▶ _SHORT EXERCISE_: Copy the items below without any change, from the very first line through the line containing "216, 138, 230]", both ends included.

▶ _RECORDS SUPPLIED_:
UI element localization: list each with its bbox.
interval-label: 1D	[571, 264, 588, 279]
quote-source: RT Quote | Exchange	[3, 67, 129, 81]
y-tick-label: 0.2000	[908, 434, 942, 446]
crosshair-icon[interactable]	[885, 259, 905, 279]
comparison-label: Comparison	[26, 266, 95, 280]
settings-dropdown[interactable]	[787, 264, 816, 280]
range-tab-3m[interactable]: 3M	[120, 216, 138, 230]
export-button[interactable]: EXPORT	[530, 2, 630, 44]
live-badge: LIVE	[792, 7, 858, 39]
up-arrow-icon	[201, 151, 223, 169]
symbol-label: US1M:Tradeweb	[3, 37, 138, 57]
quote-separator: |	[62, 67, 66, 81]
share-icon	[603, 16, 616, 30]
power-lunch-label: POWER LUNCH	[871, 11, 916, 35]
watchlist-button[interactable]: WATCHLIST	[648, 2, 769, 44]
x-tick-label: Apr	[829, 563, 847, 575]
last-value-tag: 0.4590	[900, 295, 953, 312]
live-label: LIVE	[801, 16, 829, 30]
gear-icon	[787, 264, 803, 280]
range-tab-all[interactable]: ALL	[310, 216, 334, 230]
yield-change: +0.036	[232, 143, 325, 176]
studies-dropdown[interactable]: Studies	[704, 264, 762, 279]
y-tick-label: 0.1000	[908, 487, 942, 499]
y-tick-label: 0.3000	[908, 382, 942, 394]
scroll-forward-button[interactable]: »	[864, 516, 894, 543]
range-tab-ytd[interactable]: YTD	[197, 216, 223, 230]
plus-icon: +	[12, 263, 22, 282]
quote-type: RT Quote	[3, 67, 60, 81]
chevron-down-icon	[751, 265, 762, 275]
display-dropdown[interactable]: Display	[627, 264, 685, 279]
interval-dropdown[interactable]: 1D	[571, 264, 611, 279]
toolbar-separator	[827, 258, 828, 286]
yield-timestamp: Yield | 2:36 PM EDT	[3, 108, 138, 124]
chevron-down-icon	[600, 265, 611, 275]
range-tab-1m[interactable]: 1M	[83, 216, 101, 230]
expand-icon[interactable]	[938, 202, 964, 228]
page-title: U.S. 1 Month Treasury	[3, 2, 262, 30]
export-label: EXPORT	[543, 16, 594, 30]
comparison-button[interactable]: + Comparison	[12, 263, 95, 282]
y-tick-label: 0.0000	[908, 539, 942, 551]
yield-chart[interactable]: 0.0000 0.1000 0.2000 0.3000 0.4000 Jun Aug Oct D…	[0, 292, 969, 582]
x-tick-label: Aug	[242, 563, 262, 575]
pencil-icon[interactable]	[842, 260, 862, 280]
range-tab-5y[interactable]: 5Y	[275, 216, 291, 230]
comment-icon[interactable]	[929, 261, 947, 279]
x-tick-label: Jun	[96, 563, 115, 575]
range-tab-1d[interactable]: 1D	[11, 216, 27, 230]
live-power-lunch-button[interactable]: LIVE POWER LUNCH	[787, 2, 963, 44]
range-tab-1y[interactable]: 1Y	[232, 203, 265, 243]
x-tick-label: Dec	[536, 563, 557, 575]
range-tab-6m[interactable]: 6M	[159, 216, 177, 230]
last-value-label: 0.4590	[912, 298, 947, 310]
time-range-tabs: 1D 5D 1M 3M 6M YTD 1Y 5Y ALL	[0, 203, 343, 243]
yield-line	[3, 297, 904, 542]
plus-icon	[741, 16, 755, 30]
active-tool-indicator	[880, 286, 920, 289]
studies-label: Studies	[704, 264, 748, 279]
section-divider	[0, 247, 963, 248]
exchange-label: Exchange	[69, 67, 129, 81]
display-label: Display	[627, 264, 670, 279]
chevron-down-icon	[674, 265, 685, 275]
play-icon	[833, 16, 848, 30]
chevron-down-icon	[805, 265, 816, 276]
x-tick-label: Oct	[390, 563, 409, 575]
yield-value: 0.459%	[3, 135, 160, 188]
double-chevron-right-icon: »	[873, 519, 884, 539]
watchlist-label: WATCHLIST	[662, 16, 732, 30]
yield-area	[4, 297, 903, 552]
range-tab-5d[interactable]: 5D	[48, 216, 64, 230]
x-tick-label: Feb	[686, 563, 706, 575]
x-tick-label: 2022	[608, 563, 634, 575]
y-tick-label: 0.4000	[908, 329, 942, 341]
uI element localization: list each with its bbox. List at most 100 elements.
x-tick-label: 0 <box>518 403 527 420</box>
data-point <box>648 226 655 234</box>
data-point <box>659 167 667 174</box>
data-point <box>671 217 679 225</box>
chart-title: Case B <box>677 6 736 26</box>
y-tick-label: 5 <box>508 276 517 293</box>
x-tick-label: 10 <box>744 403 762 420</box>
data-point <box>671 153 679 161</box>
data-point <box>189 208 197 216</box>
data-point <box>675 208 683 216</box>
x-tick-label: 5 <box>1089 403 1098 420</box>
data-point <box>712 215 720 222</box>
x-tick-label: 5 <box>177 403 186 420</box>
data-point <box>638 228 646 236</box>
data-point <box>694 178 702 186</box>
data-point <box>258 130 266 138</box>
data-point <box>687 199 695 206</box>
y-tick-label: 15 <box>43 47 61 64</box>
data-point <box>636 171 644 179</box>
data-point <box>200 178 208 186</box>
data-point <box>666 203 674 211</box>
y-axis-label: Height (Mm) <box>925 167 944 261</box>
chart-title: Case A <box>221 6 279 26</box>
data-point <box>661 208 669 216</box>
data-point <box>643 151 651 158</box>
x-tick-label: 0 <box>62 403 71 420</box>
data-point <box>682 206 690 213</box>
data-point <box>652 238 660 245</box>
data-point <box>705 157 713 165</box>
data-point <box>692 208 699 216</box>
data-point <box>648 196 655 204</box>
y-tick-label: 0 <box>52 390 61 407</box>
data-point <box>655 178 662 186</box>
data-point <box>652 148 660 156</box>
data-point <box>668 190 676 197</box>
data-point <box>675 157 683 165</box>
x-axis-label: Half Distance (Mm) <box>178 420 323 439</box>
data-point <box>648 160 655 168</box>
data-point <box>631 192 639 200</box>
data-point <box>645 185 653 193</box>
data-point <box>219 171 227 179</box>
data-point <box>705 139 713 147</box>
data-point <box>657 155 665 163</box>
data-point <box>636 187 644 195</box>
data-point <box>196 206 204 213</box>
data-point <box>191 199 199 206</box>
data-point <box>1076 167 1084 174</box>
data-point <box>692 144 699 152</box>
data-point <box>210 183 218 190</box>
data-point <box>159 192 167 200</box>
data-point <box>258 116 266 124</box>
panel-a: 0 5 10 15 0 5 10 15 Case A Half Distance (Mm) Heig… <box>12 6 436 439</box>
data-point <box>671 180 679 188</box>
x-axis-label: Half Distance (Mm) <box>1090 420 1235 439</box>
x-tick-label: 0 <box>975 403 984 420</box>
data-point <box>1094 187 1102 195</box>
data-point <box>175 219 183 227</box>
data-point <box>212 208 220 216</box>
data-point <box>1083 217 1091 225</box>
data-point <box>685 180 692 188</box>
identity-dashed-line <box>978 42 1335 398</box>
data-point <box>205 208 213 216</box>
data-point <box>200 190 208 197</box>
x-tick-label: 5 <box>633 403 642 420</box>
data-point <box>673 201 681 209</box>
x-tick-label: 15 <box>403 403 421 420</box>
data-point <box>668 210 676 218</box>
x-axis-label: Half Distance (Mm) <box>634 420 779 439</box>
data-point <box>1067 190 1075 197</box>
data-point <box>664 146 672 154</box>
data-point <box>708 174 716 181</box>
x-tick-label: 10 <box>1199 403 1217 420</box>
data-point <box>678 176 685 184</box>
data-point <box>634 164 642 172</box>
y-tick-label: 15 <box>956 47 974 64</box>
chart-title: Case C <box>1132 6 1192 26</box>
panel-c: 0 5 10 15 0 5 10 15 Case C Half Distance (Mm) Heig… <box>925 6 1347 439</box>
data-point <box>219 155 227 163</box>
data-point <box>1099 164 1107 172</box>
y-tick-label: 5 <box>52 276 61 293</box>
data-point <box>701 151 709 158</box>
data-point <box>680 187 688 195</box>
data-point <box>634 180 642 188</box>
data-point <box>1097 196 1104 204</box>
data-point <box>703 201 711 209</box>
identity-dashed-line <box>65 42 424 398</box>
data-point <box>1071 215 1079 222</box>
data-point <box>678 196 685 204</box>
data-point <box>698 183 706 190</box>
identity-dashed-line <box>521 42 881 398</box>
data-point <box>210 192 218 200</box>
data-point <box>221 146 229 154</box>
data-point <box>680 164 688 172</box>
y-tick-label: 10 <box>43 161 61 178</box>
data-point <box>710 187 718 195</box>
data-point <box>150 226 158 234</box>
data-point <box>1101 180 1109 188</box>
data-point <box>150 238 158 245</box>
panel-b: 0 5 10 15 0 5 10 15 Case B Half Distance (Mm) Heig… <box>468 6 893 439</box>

▶ _RESULT OF THE EXERCISE_:
UI element localization: list each with its bbox.
interval-label: 1D	[571, 264, 588, 279]
quote-source: RT Quote | Exchange	[3, 67, 129, 81]
y-tick-label: 0.2000	[908, 434, 942, 446]
crosshair-icon[interactable]	[885, 259, 905, 279]
comparison-label: Comparison	[26, 266, 95, 280]
settings-dropdown[interactable]	[787, 264, 816, 280]
range-tab-3m[interactable]: 3M	[120, 216, 138, 230]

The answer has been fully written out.